Material for this task:
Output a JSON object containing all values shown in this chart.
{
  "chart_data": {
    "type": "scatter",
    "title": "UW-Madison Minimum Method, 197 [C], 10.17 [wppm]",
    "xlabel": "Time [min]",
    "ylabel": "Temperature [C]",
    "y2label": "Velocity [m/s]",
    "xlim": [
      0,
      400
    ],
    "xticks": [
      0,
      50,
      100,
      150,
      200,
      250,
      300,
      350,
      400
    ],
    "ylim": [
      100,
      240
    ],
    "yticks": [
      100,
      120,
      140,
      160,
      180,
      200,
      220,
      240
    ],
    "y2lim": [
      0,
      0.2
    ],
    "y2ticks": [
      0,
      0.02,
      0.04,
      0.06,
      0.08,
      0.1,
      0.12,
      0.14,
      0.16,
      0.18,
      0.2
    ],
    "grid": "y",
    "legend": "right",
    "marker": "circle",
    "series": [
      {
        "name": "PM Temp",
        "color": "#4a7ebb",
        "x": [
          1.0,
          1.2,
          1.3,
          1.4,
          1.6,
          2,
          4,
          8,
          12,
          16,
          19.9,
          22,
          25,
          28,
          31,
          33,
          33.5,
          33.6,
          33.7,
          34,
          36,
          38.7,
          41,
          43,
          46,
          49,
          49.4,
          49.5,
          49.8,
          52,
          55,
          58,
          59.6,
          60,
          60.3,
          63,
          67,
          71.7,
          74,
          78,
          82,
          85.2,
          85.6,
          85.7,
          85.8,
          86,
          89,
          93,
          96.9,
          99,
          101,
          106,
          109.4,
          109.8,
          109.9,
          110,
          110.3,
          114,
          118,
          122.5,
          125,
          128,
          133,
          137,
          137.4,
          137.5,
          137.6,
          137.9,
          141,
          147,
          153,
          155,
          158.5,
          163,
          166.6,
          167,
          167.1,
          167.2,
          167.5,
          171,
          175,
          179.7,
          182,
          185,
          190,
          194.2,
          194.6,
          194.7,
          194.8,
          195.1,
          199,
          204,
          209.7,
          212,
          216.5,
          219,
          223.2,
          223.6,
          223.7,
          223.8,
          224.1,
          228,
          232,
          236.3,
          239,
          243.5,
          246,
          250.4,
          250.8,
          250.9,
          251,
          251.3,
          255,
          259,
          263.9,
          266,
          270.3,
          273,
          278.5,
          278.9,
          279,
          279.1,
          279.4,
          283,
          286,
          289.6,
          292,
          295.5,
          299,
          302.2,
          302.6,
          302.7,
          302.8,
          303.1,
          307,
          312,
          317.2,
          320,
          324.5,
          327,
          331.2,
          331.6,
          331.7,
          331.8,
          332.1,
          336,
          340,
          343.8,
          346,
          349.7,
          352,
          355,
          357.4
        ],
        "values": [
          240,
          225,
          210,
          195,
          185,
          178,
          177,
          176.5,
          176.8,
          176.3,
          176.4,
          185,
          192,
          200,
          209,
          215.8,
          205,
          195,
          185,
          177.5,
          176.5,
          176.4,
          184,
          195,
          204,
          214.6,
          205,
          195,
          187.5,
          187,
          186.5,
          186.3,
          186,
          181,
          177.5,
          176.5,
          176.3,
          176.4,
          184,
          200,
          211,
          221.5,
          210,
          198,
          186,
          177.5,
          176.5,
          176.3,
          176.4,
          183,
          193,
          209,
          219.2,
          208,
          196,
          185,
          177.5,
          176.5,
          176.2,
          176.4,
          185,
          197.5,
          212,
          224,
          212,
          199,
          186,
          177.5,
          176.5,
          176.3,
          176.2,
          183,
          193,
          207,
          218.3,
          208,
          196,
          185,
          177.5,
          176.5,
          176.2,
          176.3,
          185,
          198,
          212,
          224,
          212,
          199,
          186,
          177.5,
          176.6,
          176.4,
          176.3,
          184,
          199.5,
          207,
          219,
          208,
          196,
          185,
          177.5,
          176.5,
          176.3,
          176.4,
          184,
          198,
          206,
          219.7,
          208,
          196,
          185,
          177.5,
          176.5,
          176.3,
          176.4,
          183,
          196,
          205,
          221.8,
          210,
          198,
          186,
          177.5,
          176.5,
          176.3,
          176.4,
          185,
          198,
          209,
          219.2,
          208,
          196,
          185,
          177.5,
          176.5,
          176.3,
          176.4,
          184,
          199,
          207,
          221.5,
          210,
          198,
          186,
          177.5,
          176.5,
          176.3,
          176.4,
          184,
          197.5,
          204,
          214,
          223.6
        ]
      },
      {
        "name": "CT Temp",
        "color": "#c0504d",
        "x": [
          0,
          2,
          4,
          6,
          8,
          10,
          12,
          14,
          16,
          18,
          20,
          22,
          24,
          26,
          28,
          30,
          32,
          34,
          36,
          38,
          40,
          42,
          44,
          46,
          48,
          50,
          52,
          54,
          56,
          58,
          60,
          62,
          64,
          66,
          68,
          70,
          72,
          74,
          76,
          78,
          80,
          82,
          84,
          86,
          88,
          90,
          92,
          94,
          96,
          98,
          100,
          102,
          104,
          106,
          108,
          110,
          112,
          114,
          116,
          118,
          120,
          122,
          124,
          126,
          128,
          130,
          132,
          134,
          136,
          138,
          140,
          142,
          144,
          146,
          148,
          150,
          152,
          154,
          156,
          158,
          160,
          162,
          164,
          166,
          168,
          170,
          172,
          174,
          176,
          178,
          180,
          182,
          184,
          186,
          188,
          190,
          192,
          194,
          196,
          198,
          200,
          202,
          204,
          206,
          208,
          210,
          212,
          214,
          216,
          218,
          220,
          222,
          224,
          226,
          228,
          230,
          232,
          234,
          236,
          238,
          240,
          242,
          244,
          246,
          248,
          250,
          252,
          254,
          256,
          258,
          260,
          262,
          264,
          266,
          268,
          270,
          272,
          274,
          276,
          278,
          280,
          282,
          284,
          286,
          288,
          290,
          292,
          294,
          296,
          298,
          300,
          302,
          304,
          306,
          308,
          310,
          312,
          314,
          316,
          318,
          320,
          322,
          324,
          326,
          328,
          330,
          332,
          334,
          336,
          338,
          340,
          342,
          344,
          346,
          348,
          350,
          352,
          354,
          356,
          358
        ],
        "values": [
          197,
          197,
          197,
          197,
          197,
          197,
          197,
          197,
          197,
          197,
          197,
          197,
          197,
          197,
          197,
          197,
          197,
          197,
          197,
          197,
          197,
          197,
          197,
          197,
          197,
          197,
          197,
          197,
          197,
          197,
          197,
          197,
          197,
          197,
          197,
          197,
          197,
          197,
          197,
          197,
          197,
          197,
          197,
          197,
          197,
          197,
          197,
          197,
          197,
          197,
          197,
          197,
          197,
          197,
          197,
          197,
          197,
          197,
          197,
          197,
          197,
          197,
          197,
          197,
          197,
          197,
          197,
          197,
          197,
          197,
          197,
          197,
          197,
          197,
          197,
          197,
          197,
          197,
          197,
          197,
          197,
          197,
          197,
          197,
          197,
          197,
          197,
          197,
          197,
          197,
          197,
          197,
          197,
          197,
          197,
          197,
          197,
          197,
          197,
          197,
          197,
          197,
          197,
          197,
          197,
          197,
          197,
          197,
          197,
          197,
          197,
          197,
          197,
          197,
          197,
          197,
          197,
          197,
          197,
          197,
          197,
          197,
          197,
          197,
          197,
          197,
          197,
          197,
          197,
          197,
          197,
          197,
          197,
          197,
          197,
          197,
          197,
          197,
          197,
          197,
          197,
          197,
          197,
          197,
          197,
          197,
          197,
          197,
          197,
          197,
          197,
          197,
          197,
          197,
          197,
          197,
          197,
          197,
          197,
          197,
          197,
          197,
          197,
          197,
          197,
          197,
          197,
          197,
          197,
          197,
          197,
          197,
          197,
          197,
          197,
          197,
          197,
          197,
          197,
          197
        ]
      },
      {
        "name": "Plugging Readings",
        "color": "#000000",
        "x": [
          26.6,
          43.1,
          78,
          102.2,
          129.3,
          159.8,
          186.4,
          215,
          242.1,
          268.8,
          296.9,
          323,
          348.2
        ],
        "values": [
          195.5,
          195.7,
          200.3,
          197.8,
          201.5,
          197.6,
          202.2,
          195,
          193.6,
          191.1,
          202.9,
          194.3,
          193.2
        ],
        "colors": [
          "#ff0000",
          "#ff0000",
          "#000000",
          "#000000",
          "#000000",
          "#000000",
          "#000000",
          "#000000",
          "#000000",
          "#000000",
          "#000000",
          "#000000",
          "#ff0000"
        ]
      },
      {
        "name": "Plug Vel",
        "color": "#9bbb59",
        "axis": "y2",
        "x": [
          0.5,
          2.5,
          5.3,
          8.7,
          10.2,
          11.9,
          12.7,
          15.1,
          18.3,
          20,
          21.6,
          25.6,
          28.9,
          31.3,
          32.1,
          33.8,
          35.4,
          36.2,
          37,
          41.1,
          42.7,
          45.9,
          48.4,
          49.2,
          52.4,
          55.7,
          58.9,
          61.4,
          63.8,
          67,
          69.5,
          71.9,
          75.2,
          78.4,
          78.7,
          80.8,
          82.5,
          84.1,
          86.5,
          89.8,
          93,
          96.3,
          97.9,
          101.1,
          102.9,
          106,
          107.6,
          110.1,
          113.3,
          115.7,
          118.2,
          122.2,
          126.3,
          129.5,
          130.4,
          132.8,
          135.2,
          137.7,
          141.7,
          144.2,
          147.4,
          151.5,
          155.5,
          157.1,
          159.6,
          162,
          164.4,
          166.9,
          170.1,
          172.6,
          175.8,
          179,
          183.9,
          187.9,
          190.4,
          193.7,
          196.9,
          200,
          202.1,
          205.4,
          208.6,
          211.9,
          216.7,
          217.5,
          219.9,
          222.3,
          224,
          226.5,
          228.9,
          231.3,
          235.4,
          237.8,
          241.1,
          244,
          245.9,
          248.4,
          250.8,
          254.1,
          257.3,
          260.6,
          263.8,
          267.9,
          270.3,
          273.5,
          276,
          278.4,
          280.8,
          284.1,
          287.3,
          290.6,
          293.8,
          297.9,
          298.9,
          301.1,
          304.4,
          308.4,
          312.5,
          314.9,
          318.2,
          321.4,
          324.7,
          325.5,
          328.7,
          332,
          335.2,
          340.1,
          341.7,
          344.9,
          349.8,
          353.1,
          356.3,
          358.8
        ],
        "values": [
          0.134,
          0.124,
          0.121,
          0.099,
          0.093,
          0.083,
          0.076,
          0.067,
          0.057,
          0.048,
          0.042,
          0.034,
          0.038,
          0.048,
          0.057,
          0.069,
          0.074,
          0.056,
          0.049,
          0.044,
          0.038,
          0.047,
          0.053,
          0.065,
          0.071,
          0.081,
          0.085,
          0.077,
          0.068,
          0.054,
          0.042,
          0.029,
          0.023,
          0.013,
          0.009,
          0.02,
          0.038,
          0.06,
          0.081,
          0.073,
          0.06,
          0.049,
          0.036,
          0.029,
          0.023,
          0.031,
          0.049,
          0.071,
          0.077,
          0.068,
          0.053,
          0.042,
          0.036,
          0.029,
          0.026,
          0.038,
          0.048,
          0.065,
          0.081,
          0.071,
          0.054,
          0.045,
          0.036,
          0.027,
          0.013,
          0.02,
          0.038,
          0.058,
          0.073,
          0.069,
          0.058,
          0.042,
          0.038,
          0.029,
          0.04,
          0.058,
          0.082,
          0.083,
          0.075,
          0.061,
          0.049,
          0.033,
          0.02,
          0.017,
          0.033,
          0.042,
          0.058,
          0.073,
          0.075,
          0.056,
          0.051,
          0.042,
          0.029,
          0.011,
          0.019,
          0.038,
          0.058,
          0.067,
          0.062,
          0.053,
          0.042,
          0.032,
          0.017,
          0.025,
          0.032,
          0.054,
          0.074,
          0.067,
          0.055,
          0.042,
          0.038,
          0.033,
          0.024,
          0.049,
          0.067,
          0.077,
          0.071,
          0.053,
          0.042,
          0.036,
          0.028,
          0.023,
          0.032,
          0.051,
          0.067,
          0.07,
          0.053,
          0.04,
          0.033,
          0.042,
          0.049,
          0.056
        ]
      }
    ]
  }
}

Objective: From the records, copy every line that has the string "name" in it.

Answer below:
        "name": "PM Temp",
        "name": "CT Temp",
        "name": "Plugging Readings",
        "name": "Plug Vel",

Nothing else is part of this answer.